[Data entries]
####################
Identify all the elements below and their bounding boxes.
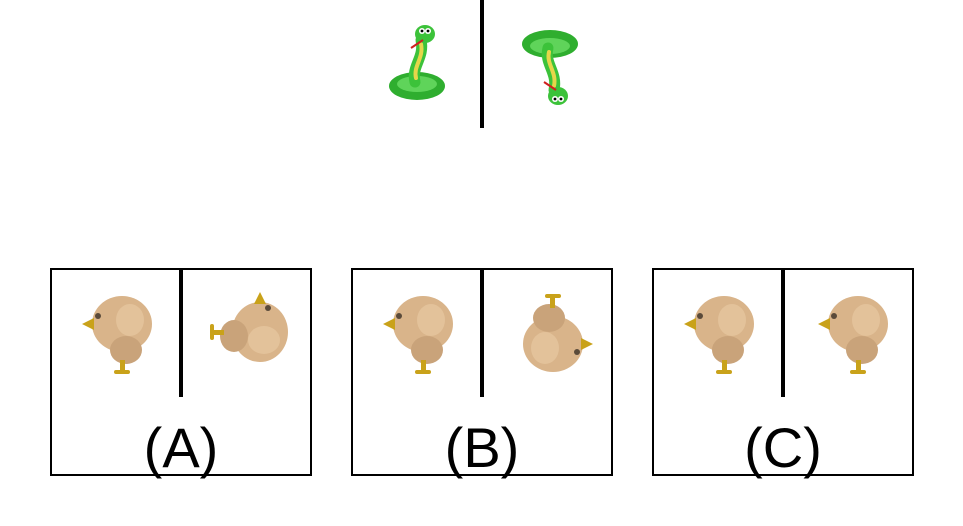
bird-upside-down-icon <box>523 294 593 372</box>
option-b-label: (B) <box>444 416 520 479</box>
option-a-panel[interactable]: (A) <box>50 268 312 479</box>
green-snake-rotated-icon <box>522 30 578 105</box>
prompt-divider <box>480 0 484 128</box>
prompt-pair <box>370 0 600 128</box>
bird-rotated-sideways-icon <box>210 292 288 362</box>
green-snake-icon <box>389 25 445 100</box>
bird-icon <box>818 296 888 374</box>
option-a-divider <box>179 270 183 397</box>
option-a-label: (A) <box>143 416 219 479</box>
bird-icon <box>684 296 754 374</box>
option-b-panel[interactable]: (B) <box>351 268 613 479</box>
option-b-divider <box>480 270 484 397</box>
option-c-label: (C) <box>744 416 822 479</box>
option-c-panel[interactable]: (C) <box>652 268 914 479</box>
bird-icon <box>383 296 453 374</box>
option-c-divider <box>781 270 785 397</box>
bird-icon <box>82 296 152 374</box>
####################
* _Given request_
Please rewrite the listing above with "bird-icon" swapped for "sparrow-icon" everywhere it occurs and everything else kept the same. Omit the pictures from your answer.

* _Exercise solution_
Identify all the elements below and their bounding boxes.
bird-upside-down-icon <box>523 294 593 372</box>
option-b-label: (B) <box>444 416 520 479</box>
option-a-panel[interactable]: (A) <box>50 268 312 479</box>
green-snake-rotated-icon <box>522 30 578 105</box>
prompt-divider <box>480 0 484 128</box>
prompt-pair <box>370 0 600 128</box>
bird-rotated-sideways-icon <box>210 292 288 362</box>
green-snake-icon <box>389 25 445 100</box>
sparrow-icon <box>818 296 888 374</box>
option-a-divider <box>179 270 183 397</box>
option-a-label: (A) <box>143 416 219 479</box>
sparrow-icon <box>684 296 754 374</box>
option-b-panel[interactable]: (B) <box>351 268 613 479</box>
option-b-divider <box>480 270 484 397</box>
option-c-label: (C) <box>744 416 822 479</box>
option-c-panel[interactable]: (C) <box>652 268 914 479</box>
sparrow-icon <box>383 296 453 374</box>
option-c-divider <box>781 270 785 397</box>
sparrow-icon <box>82 296 152 374</box>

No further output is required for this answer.